**SHORT EXERCISE:**
Repeat the listing in full, word for word.

**GIVEN DATA:**

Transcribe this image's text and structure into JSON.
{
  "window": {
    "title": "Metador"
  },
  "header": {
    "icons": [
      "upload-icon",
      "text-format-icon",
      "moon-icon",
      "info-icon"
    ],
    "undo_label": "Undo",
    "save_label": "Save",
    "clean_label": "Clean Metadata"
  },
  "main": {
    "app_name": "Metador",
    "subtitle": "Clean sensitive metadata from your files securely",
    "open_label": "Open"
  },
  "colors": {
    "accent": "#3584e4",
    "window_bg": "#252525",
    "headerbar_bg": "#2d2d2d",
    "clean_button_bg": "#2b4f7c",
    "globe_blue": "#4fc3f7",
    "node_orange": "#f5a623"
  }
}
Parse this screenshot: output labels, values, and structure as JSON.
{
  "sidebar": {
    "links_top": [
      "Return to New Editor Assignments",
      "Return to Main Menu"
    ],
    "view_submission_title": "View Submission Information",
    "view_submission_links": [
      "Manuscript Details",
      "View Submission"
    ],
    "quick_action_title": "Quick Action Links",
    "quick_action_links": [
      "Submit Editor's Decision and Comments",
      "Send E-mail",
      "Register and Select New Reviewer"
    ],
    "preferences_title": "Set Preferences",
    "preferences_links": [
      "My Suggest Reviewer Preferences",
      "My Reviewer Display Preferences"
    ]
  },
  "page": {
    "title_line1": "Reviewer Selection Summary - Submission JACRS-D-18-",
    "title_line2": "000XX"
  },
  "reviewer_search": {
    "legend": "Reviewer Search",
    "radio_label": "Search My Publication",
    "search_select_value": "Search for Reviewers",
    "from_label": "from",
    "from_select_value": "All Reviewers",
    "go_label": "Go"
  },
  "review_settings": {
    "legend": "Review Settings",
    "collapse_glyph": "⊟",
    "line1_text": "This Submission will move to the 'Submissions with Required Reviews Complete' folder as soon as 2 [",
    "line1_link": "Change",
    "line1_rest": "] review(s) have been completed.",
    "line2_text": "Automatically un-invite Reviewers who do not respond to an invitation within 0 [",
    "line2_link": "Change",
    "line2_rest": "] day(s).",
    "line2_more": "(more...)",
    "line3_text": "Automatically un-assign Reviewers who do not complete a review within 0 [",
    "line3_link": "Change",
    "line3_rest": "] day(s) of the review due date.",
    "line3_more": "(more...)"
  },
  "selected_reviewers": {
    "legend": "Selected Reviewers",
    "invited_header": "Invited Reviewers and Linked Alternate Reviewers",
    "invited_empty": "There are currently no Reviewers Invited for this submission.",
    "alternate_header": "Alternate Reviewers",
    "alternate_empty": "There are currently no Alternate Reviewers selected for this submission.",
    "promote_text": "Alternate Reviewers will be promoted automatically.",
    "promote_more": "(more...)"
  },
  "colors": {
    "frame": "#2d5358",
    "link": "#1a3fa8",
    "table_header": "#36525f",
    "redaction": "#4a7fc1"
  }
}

**COMPLETED TASK:**
Transcribe this image's text and structure into JSON.
{
  "window": {
    "title": "Metador"
  },
  "header": {
    "icons": [
      "upload-icon",
      "text-format-icon",
      "moon-icon",
      "info-icon"
    ],
    "undo_label": "Undo",
    "save_label": "Save",
    "clean_label": "Clean Metadata"
  },
  "main": {
    "app_name": "Metador",
    "subtitle": "Clean sensitive metadata from your files securely",
    "open_label": "Open"
  },
  "colors": {
    "accent": "#3584e4",
    "window_bg": "#252525",
    "headerbar_bg": "#2d2d2d",
    "clean_button_bg": "#2b4f7c",
    "globe_blue": "#4fc3f7",
    "node_orange": "#f5a623"
  }
}
Parse this screenshot: output labels, values, and structure as JSON.
{
  "sidebar": {
    "links_top": [
      "Return to New Editor Assignments",
      "Return to Main Menu"
    ],
    "view_submission_title": "View Submission Information",
    "view_submission_links": [
      "Manuscript Details",
      "View Submission"
    ],
    "quick_action_title": "Quick Action Links",
    "quick_action_links": [
      "Submit Editor's Decision and Comments",
      "Send E-mail",
      "Register and Select New Reviewer"
    ],
    "preferences_title": "Set Preferences",
    "preferences_links": [
      "My Suggest Reviewer Preferences",
      "My Reviewer Display Preferences"
    ]
  },
  "page": {
    "title_line1": "Reviewer Selection Summary - Submission JACRS-D-18-",
    "title_line2": "000XX"
  },
  "reviewer_search": {
    "legend": "Reviewer Search",
    "radio_label": "Search My Publication",
    "search_select_value": "Search for Reviewers",
    "from_label": "from",
    "from_select_value": "All Reviewers",
    "go_label": "Go"
  },
  "review_settings": {
    "legend": "Review Settings",
    "collapse_glyph": "⊟",
    "line1_text": "This Submission will move to the 'Submissions with Required Reviews Complete' folder as soon as 2 [",
    "line1_link": "Change",
    "line1_rest": "] review(s) have been completed.",
    "line2_text": "Automatically un-invite Reviewers who do not respond to an invitation within 0 [",
    "line2_link": "Change",
    "line2_rest": "] day(s).",
    "line2_more": "(more...)",
    "line3_text": "Automatically un-assign Reviewers who do not complete a review within 0 [",
    "line3_link": "Change",
    "line3_rest": "] day(s) of the review due date.",
    "line3_more": "(more...)"
  },
  "selected_reviewers": {
    "legend": "Selected Reviewers",
    "invited_header": "Invited Reviewers and Linked Alternate Reviewers",
    "invited_empty": "There are currently no Reviewers Invited for this submission.",
    "alternate_header": "Alternate Reviewers",
    "alternate_empty": "There are currently no Alternate Reviewers selected for this submission.",
    "promote_text": "Alternate Reviewers will be promoted automatically.",
    "promote_more": "(more...)"
  },
  "colors": {
    "frame": "#2d5358",
    "link": "#1a3fa8",
    "table_header": "#36525f",
    "redaction": "#4a7fc1"
  }
}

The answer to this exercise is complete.